### [TASK OBJECTIVE]
Which lines in the records below contain the word "заказов"? Copy each of them.

### [SOURCE RECORDS]
::::

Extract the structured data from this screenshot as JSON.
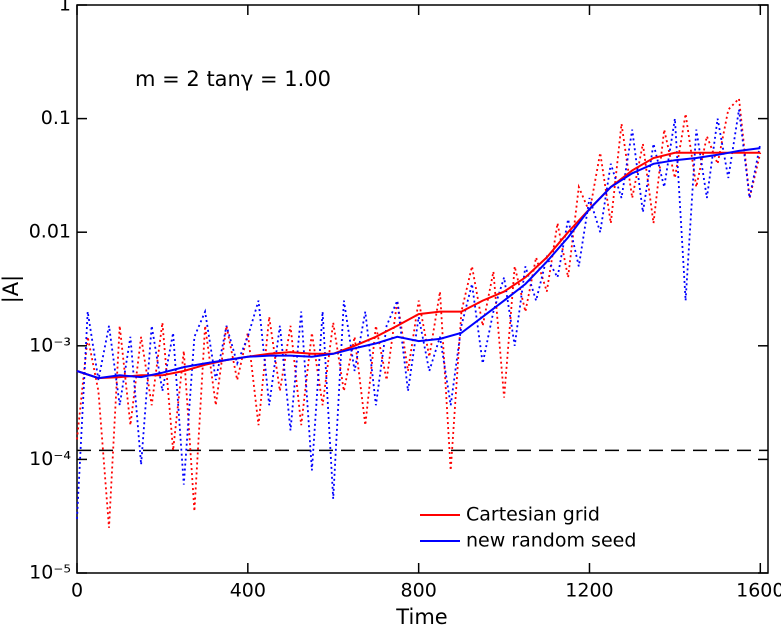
{
  "chart_data": {
    "type": "line",
    "log_y": true,
    "annotation": "m =  2 tanγ =  1.00",
    "xlabel": "Time",
    "ylabel": "|A|",
    "xlim": [
      0,
      1618
    ],
    "xticks": [
      0,
      400,
      800,
      1200,
      1600
    ],
    "ylim": [
      1e-05,
      1
    ],
    "yticks": [
      {
        "value": 1e-05,
        "label": "10⁻⁵"
      },
      {
        "value": 0.0001,
        "label": "10⁻⁴"
      },
      {
        "value": 0.001,
        "label": "10⁻³"
      },
      0.01,
      0.1,
      1
    ],
    "legend": "lower right",
    "hline": {
      "value": 0.00012,
      "color": "#000000",
      "dash": "dashed"
    },
    "series": [
      {
        "color": "#ff0000",
        "dash": "dotted",
        "x": [
          0,
          25,
          50,
          75,
          100,
          125,
          150,
          175,
          200,
          225,
          250,
          275,
          300,
          325,
          350,
          375,
          400,
          425,
          450,
          475,
          500,
          525,
          550,
          575,
          600,
          625,
          650,
          675,
          700,
          725,
          750,
          775,
          800,
          825,
          850,
          875,
          900,
          925,
          950,
          975,
          1000,
          1025,
          1050,
          1075,
          1100,
          1125,
          1150,
          1175,
          1200,
          1225,
          1250,
          1275,
          1300,
          1325,
          1350,
          1375,
          1400,
          1425,
          1450,
          1475,
          1500,
          1525,
          1550,
          1575,
          1600
        ],
        "values": [
          0.00015,
          0.0012,
          0.0004,
          2.5e-05,
          0.0015,
          0.0002,
          0.0012,
          0.0003,
          0.0016,
          0.00012,
          0.0009,
          3.5e-05,
          0.0015,
          0.0003,
          0.0015,
          0.0005,
          0.0013,
          0.0002,
          0.0018,
          0.0004,
          0.0015,
          0.0002,
          0.0013,
          0.0003,
          0.0016,
          0.0004,
          0.0012,
          0.0002,
          0.0015,
          0.0005,
          0.0025,
          0.0006,
          0.0025,
          0.0008,
          0.003,
          8e-05,
          0.002,
          0.005,
          0.0015,
          0.0045,
          0.00035,
          0.005,
          0.002,
          0.006,
          0.003,
          0.012,
          0.004,
          0.025,
          0.015,
          0.05,
          0.012,
          0.09,
          0.02,
          0.06,
          0.012,
          0.08,
          0.03,
          0.11,
          0.025,
          0.07,
          0.04,
          0.12,
          0.15,
          0.02,
          0.05
        ]
      },
      {
        "color": "#0000ff",
        "dash": "dotted",
        "x": [
          0,
          25,
          50,
          75,
          100,
          125,
          150,
          175,
          200,
          225,
          250,
          275,
          300,
          325,
          350,
          375,
          400,
          425,
          450,
          475,
          500,
          525,
          550,
          575,
          600,
          625,
          650,
          675,
          700,
          725,
          750,
          775,
          800,
          825,
          850,
          875,
          900,
          925,
          950,
          975,
          1000,
          1025,
          1050,
          1075,
          1100,
          1125,
          1150,
          1175,
          1200,
          1225,
          1250,
          1275,
          1300,
          1325,
          1350,
          1375,
          1400,
          1425,
          1450,
          1475,
          1500,
          1525,
          1550,
          1575,
          1600
        ],
        "values": [
          3e-05,
          0.002,
          0.0005,
          0.0015,
          0.0003,
          0.0012,
          9e-05,
          0.0015,
          0.0004,
          0.0013,
          6e-05,
          0.0012,
          0.002,
          0.0005,
          0.0015,
          0.0007,
          0.0012,
          0.0025,
          0.0003,
          0.0015,
          0.00018,
          0.002,
          8e-05,
          0.002,
          4.5e-05,
          0.0025,
          0.0006,
          0.002,
          0.0003,
          0.0015,
          0.0025,
          0.0004,
          0.0018,
          0.0006,
          0.0012,
          0.0003,
          0.0015,
          0.0035,
          0.0007,
          0.002,
          0.004,
          0.001,
          0.005,
          0.0025,
          0.006,
          0.004,
          0.013,
          0.005,
          0.02,
          0.01,
          0.04,
          0.02,
          0.08,
          0.015,
          0.06,
          0.025,
          0.1,
          0.0025,
          0.08,
          0.02,
          0.1,
          0.03,
          0.12,
          0.02,
          0.06
        ]
      },
      {
        "name": "Cartesian grid",
        "color": "#ff0000",
        "dash": "solid",
        "x": [
          0,
          50,
          100,
          150,
          200,
          250,
          300,
          350,
          400,
          450,
          500,
          550,
          600,
          650,
          700,
          750,
          800,
          850,
          900,
          950,
          1000,
          1050,
          1100,
          1150,
          1200,
          1250,
          1300,
          1350,
          1400,
          1450,
          1500,
          1550,
          1600
        ],
        "values": [
          0.0006,
          0.00052,
          0.00053,
          0.00055,
          0.00055,
          0.0006,
          0.00068,
          0.00075,
          0.0008,
          0.00085,
          0.00088,
          0.00085,
          0.00085,
          0.001,
          0.0012,
          0.0015,
          0.0019,
          0.002,
          0.002,
          0.0025,
          0.003,
          0.004,
          0.006,
          0.01,
          0.016,
          0.025,
          0.035,
          0.045,
          0.05,
          0.05,
          0.05,
          0.05,
          0.05
        ]
      },
      {
        "name": "new random seed",
        "color": "#0000ff",
        "dash": "solid",
        "x": [
          0,
          50,
          100,
          150,
          200,
          250,
          300,
          350,
          400,
          450,
          500,
          550,
          600,
          650,
          700,
          750,
          800,
          850,
          900,
          950,
          1000,
          1050,
          1100,
          1150,
          1200,
          1250,
          1300,
          1350,
          1400,
          1450,
          1500,
          1550,
          1600
        ],
        "values": [
          0.0006,
          0.00052,
          0.00055,
          0.00053,
          0.00058,
          0.00065,
          0.0007,
          0.00075,
          0.0008,
          0.00082,
          0.00082,
          0.0008,
          0.00085,
          0.00095,
          0.00105,
          0.0012,
          0.0011,
          0.00115,
          0.0013,
          0.0018,
          0.0025,
          0.0035,
          0.0055,
          0.009,
          0.016,
          0.025,
          0.033,
          0.04,
          0.043,
          0.045,
          0.048,
          0.052,
          0.055
        ]
      }
    ]
  }
}
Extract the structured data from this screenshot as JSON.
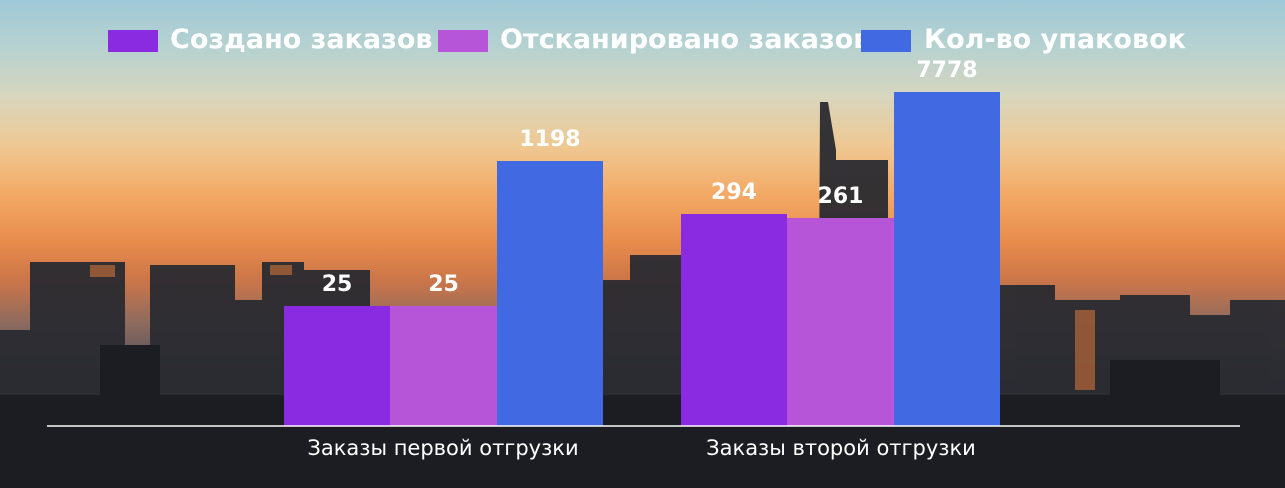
{
  "chart_data": {
    "type": "bar",
    "categories": [
      "Заказы первой отгрузки",
      "Заказы второй отгрузки"
    ],
    "series": [
      {
        "name": "Создано заказов",
        "color": "#8a2be2",
        "values": [
          25,
          294
        ]
      },
      {
        "name": "Отсканировано заказов",
        "color": "#b655d8",
        "values": [
          25,
          261
        ]
      },
      {
        "name": "Кол-во упаковок",
        "color": "#4169e1",
        "values": [
          1198,
          7778
        ]
      }
    ],
    "legend_position": "top",
    "grid": false,
    "axis_line_color": "#ffffff",
    "y_scale": "nonlinear"
  }
}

::::

### [EXERCISE RESPONSE]
        "name": "Создано заказов",
        "name": "Отсканировано заказов",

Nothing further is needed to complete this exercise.